- INPUT -
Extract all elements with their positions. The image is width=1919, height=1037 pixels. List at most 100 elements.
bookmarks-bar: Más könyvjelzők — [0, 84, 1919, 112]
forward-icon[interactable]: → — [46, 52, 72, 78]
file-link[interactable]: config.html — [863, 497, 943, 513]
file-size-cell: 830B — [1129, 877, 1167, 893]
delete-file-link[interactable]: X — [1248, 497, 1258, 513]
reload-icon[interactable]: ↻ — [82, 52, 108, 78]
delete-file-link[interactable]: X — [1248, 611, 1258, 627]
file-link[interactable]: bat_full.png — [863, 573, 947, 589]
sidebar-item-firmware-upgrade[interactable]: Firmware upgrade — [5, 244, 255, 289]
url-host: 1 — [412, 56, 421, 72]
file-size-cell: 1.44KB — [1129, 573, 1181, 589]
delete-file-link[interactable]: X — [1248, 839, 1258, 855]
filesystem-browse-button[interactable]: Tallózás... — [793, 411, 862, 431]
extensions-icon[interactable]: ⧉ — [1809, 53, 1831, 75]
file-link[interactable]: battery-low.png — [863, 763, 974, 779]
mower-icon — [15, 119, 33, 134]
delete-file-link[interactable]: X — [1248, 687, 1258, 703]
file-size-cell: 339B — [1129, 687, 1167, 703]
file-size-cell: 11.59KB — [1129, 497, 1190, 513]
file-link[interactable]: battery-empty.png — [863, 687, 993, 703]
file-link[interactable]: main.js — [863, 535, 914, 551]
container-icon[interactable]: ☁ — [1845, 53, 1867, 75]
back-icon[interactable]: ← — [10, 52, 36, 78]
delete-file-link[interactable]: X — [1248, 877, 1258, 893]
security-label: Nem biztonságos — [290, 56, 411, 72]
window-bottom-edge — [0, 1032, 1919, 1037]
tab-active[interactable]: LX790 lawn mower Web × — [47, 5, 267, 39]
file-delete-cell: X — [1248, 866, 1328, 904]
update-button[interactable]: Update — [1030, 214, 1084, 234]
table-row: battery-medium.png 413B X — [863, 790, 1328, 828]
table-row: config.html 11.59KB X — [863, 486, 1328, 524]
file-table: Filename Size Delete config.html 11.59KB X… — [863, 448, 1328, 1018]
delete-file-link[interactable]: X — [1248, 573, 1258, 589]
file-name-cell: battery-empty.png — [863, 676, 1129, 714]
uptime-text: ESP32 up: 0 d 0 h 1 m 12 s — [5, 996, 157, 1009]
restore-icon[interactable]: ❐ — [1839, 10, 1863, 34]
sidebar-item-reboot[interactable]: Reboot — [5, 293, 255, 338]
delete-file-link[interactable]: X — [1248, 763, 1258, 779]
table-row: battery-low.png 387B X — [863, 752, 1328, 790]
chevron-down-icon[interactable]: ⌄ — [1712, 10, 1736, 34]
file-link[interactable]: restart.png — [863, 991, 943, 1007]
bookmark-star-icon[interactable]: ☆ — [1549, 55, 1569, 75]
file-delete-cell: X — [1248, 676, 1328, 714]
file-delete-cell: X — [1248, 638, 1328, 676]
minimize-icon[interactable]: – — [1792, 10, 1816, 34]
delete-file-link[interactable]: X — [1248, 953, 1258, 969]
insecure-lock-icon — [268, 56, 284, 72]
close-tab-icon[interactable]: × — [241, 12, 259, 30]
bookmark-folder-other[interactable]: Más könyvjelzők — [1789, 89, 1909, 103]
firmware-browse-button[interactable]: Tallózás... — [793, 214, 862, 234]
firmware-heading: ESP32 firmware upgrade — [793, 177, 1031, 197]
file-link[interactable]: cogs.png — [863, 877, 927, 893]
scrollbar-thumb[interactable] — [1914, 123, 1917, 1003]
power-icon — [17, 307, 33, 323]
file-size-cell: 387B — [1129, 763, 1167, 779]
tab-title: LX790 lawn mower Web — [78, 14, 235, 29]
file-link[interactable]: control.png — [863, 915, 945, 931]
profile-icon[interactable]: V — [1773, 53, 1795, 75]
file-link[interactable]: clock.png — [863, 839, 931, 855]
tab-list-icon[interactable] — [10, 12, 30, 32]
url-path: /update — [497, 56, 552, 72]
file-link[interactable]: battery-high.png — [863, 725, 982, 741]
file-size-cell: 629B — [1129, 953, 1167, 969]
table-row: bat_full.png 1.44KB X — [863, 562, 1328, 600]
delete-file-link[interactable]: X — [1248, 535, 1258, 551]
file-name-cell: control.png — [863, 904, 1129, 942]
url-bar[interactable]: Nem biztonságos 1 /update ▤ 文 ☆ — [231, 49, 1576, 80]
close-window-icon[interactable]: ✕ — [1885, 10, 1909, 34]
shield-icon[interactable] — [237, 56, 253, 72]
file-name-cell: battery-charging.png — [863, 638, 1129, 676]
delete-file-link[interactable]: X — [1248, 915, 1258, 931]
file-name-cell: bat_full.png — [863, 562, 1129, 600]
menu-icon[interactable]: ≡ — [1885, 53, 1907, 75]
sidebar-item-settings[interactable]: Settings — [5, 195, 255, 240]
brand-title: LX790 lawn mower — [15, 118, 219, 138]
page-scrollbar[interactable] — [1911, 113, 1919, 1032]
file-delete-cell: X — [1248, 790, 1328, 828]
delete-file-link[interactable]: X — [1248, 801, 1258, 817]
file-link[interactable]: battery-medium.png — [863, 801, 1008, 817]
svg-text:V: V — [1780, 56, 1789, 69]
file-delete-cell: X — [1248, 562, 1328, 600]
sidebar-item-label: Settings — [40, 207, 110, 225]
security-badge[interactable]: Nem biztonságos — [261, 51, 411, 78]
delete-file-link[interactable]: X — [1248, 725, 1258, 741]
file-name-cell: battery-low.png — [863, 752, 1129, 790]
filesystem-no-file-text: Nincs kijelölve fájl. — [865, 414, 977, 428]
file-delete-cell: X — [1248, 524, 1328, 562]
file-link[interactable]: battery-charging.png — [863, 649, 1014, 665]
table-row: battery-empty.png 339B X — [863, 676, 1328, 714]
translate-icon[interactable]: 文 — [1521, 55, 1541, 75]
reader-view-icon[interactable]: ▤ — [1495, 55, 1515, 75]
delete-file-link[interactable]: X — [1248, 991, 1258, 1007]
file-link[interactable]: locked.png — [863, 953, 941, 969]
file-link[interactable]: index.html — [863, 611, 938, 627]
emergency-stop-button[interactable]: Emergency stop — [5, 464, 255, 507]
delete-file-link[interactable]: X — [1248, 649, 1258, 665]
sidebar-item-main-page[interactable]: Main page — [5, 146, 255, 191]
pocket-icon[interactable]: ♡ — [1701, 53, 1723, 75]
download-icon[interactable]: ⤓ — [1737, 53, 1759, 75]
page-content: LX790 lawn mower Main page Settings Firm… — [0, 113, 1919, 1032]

- WRITTEN INSTRUCTION -
Copy the item above, putting "clickable" in place of every "interactable" and leaving everything else unchanged.

- FULL OUTPUT -
Extract all elements with their positions. The image is width=1919, height=1037 pixels. List at most 100 elements.
bookmarks-bar: Más könyvjelzők — [0, 84, 1919, 112]
forward-icon[clickable]: → — [46, 52, 72, 78]
file-link[clickable]: config.html — [863, 497, 943, 513]
file-size-cell: 830B — [1129, 877, 1167, 893]
delete-file-link[clickable]: X — [1248, 497, 1258, 513]
reload-icon[clickable]: ↻ — [82, 52, 108, 78]
delete-file-link[clickable]: X — [1248, 611, 1258, 627]
file-link[clickable]: bat_full.png — [863, 573, 947, 589]
sidebar-item-firmware-upgrade[clickable]: Firmware upgrade — [5, 244, 255, 289]
url-host: 1 — [412, 56, 421, 72]
file-size-cell: 1.44KB — [1129, 573, 1181, 589]
delete-file-link[clickable]: X — [1248, 839, 1258, 855]
filesystem-browse-button[clickable]: Tallózás... — [793, 411, 862, 431]
extensions-icon[clickable]: ⧉ — [1809, 53, 1831, 75]
file-link[clickable]: battery-low.png — [863, 763, 974, 779]
mower-icon — [15, 119, 33, 134]
delete-file-link[clickable]: X — [1248, 687, 1258, 703]
file-size-cell: 339B — [1129, 687, 1167, 703]
file-size-cell: 11.59KB — [1129, 497, 1190, 513]
file-link[clickable]: battery-empty.png — [863, 687, 993, 703]
file-link[clickable]: main.js — [863, 535, 914, 551]
container-icon[clickable]: ☁ — [1845, 53, 1867, 75]
back-icon[clickable]: ← — [10, 52, 36, 78]
delete-file-link[clickable]: X — [1248, 877, 1258, 893]
security-label: Nem biztonságos — [290, 56, 411, 72]
window-bottom-edge — [0, 1032, 1919, 1037]
tab-active[clickable]: LX790 lawn mower Web × — [47, 5, 267, 39]
file-delete-cell: X — [1248, 866, 1328, 904]
update-button[clickable]: Update — [1030, 214, 1084, 234]
table-row: battery-medium.png 413B X — [863, 790, 1328, 828]
table-row: config.html 11.59KB X — [863, 486, 1328, 524]
file-table: Filename Size Delete config.html 11.59KB X… — [863, 448, 1328, 1018]
delete-file-link[clickable]: X — [1248, 573, 1258, 589]
file-name-cell: battery-empty.png — [863, 676, 1129, 714]
uptime-text: ESP32 up: 0 d 0 h 1 m 12 s — [5, 996, 157, 1009]
restore-icon[clickable]: ❐ — [1839, 10, 1863, 34]
sidebar-item-reboot[clickable]: Reboot — [5, 293, 255, 338]
delete-file-link[clickable]: X — [1248, 763, 1258, 779]
table-row: battery-low.png 387B X — [863, 752, 1328, 790]
chevron-down-icon[clickable]: ⌄ — [1712, 10, 1736, 34]
file-link[clickable]: restart.png — [863, 991, 943, 1007]
bookmark-star-icon[clickable]: ☆ — [1549, 55, 1569, 75]
file-delete-cell: X — [1248, 676, 1328, 714]
file-delete-cell: X — [1248, 638, 1328, 676]
minimize-icon[clickable]: – — [1792, 10, 1816, 34]
delete-file-link[clickable]: X — [1248, 953, 1258, 969]
insecure-lock-icon — [268, 56, 284, 72]
close-tab-icon[clickable]: × — [241, 12, 259, 30]
bookmark-folder-other[clickable]: Más könyvjelzők — [1789, 89, 1909, 103]
firmware-browse-button[clickable]: Tallózás... — [793, 214, 862, 234]
firmware-heading: ESP32 firmware upgrade — [793, 177, 1031, 197]
file-link[clickable]: cogs.png — [863, 877, 927, 893]
scrollbar-thumb[clickable] — [1914, 123, 1917, 1003]
power-icon — [17, 307, 33, 323]
file-size-cell: 387B — [1129, 763, 1167, 779]
tab-title: LX790 lawn mower Web — [78, 14, 235, 29]
file-link[clickable]: control.png — [863, 915, 945, 931]
profile-icon[clickable]: V — [1773, 53, 1795, 75]
file-link[clickable]: clock.png — [863, 839, 931, 855]
tab-list-icon[clickable] — [10, 12, 30, 32]
url-path: /update — [497, 56, 552, 72]
file-link[clickable]: battery-high.png — [863, 725, 982, 741]
file-size-cell: 629B — [1129, 953, 1167, 969]
table-row: bat_full.png 1.44KB X — [863, 562, 1328, 600]
delete-file-link[clickable]: X — [1248, 535, 1258, 551]
file-name-cell: control.png — [863, 904, 1129, 942]
url-bar[clickable]: Nem biztonságos 1 /update ▤ 文 ☆ — [231, 49, 1576, 80]
close-window-icon[clickable]: ✕ — [1885, 10, 1909, 34]
shield-icon[clickable] — [237, 56, 253, 72]
file-name-cell: battery-charging.png — [863, 638, 1129, 676]
delete-file-link[clickable]: X — [1248, 915, 1258, 931]
file-name-cell: bat_full.png — [863, 562, 1129, 600]
menu-icon[clickable]: ≡ — [1885, 53, 1907, 75]
sidebar-item-settings[clickable]: Settings — [5, 195, 255, 240]
brand-title: LX790 lawn mower — [15, 118, 219, 138]
page-scrollbar[clickable] — [1911, 113, 1919, 1032]
file-delete-cell: X — [1248, 790, 1328, 828]
delete-file-link[clickable]: X — [1248, 801, 1258, 817]
file-link[clickable]: battery-medium.png — [863, 801, 1008, 817]
svg-text:V: V — [1780, 56, 1789, 69]
file-delete-cell: X — [1248, 562, 1328, 600]
sidebar-item-label: Settings — [40, 207, 110, 225]
security-badge[clickable]: Nem biztonságos — [261, 51, 411, 78]
delete-file-link[clickable]: X — [1248, 725, 1258, 741]
file-name-cell: battery-low.png — [863, 752, 1129, 790]
filesystem-no-file-text: Nincs kijelölve fájl. — [865, 414, 977, 428]
file-delete-cell: X — [1248, 524, 1328, 562]
file-link[clickable]: battery-charging.png — [863, 649, 1014, 665]
table-row: battery-empty.png 339B X — [863, 676, 1328, 714]
translate-icon[clickable]: 文 — [1521, 55, 1541, 75]
reader-view-icon[clickable]: ▤ — [1495, 55, 1515, 75]
delete-file-link[clickable]: X — [1248, 991, 1258, 1007]
file-link[clickable]: locked.png — [863, 953, 941, 969]
file-link[clickable]: index.html — [863, 611, 938, 627]
emergency-stop-button[clickable]: Emergency stop — [5, 464, 255, 507]
delete-file-link[clickable]: X — [1248, 649, 1258, 665]
sidebar-item-main-page[clickable]: Main page — [5, 146, 255, 191]
pocket-icon[clickable]: ♡ — [1701, 53, 1723, 75]
download-icon[clickable]: ⤓ — [1737, 53, 1759, 75]
page-content: LX790 lawn mower Main page Settings Firm… — [0, 113, 1919, 1032]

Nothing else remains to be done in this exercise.